Return every entry exactly.

Dataset listings of figures

····················

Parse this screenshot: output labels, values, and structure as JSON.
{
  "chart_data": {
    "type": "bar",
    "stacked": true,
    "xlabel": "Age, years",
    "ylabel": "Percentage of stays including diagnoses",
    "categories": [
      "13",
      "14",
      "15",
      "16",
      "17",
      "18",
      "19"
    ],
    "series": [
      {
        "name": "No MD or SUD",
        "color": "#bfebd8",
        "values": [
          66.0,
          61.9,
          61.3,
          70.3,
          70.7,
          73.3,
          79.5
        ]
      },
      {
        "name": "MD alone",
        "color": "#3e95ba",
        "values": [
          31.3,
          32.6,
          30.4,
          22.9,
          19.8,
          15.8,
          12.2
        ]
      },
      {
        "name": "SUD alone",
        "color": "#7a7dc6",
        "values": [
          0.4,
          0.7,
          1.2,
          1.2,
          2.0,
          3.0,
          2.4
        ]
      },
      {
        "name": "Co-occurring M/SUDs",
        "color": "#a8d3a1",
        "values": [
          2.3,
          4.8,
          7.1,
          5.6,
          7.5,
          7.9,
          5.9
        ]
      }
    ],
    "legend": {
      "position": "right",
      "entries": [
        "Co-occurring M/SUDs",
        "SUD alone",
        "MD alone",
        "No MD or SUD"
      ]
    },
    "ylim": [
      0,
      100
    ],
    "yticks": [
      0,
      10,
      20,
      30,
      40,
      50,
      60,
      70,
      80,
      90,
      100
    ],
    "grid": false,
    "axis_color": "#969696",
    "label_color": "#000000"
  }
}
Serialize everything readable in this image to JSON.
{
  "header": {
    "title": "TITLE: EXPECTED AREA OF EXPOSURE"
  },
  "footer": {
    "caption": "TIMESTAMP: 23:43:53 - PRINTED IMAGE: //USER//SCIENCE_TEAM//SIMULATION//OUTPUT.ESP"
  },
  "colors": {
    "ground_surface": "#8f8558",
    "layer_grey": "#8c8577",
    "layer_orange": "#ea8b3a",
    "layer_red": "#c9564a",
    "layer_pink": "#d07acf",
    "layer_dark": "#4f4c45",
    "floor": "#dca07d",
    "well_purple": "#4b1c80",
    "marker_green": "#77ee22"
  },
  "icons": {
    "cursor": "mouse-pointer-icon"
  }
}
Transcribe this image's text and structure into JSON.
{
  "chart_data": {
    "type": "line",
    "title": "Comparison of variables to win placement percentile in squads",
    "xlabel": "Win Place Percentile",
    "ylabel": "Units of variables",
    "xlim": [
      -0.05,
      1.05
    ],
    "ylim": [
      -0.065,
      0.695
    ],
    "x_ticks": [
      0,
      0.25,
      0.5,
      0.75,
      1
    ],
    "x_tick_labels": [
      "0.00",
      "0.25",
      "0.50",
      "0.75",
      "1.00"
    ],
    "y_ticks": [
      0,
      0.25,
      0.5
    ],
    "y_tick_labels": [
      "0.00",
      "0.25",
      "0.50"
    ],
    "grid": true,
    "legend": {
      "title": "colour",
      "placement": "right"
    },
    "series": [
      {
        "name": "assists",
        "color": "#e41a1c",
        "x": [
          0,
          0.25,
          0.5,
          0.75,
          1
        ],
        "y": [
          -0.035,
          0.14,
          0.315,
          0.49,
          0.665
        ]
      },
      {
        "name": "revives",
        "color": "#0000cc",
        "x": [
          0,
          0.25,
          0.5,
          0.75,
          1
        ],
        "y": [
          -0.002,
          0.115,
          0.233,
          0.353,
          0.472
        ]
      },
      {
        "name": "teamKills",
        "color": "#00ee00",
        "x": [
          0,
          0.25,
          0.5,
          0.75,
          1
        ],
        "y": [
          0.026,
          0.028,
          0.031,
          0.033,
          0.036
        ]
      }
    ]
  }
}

····················

Problem solution:
Parse this screenshot: output labels, values, and structure as JSON.
{
  "chart_data": {
    "type": "bar",
    "stacked": true,
    "xlabel": "Age, years",
    "ylabel": "Percentage of stays including diagnoses",
    "categories": [
      "13",
      "14",
      "15",
      "16",
      "17",
      "18",
      "19"
    ],
    "series": [
      {
        "name": "No MD or SUD",
        "color": "#bfebd8",
        "values": [
          66.0,
          61.9,
          61.3,
          70.3,
          70.7,
          73.3,
          79.5
        ]
      },
      {
        "name": "MD alone",
        "color": "#3e95ba",
        "values": [
          31.3,
          32.6,
          30.4,
          22.9,
          19.8,
          15.8,
          12.2
        ]
      },
      {
        "name": "SUD alone",
        "color": "#7a7dc6",
        "values": [
          0.4,
          0.7,
          1.2,
          1.2,
          2.0,
          3.0,
          2.4
        ]
      },
      {
        "name": "Co-occurring M/SUDs",
        "color": "#a8d3a1",
        "values": [
          2.3,
          4.8,
          7.1,
          5.6,
          7.5,
          7.9,
          5.9
        ]
      }
    ],
    "legend": {
      "position": "right",
      "entries": [
        "Co-occurring M/SUDs",
        "SUD alone",
        "MD alone",
        "No MD or SUD"
      ]
    },
    "ylim": [
      0,
      100
    ],
    "yticks": [
      0,
      10,
      20,
      30,
      40,
      50,
      60,
      70,
      80,
      90,
      100
    ],
    "grid": false,
    "axis_color": "#969696",
    "label_color": "#000000"
  }
}
Serialize everything readable in this image to JSON.
{
  "header": {
    "title": "TITLE: EXPECTED AREA OF EXPOSURE"
  },
  "footer": {
    "caption": "TIMESTAMP: 23:43:53 - PRINTED IMAGE: //USER//SCIENCE_TEAM//SIMULATION//OUTPUT.ESP"
  },
  "colors": {
    "ground_surface": "#8f8558",
    "layer_grey": "#8c8577",
    "layer_orange": "#ea8b3a",
    "layer_red": "#c9564a",
    "layer_pink": "#d07acf",
    "layer_dark": "#4f4c45",
    "floor": "#dca07d",
    "well_purple": "#4b1c80",
    "marker_green": "#77ee22"
  },
  "icons": {
    "cursor": "mouse-pointer-icon"
  }
}
Transcribe this image's text and structure into JSON.
{
  "chart_data": {
    "type": "line",
    "title": "Comparison of variables to win placement percentile in squads",
    "xlabel": "Win Place Percentile",
    "ylabel": "Units of variables",
    "xlim": [
      -0.05,
      1.05
    ],
    "ylim": [
      -0.065,
      0.695
    ],
    "x_ticks": [
      0,
      0.25,
      0.5,
      0.75,
      1
    ],
    "x_tick_labels": [
      "0.00",
      "0.25",
      "0.50",
      "0.75",
      "1.00"
    ],
    "y_ticks": [
      0,
      0.25,
      0.5
    ],
    "y_tick_labels": [
      "0.00",
      "0.25",
      "0.50"
    ],
    "grid": true,
    "legend": {
      "title": "colour",
      "placement": "right"
    },
    "series": [
      {
        "name": "assists",
        "color": "#e41a1c",
        "x": [
          0,
          0.25,
          0.5,
          0.75,
          1
        ],
        "y": [
          -0.035,
          0.14,
          0.315,
          0.49,
          0.665
        ]
      },
      {
        "name": "revives",
        "color": "#0000cc",
        "x": [
          0,
          0.25,
          0.5,
          0.75,
          1
        ],
        "y": [
          -0.002,
          0.115,
          0.233,
          0.353,
          0.472
        ]
      },
      {
        "name": "teamKills",
        "color": "#00ee00",
        "x": [
          0,
          0.25,
          0.5,
          0.75,
          1
        ],
        "y": [
          0.026,
          0.028,
          0.031,
          0.033,
          0.036
        ]
      }
    ]
  }
}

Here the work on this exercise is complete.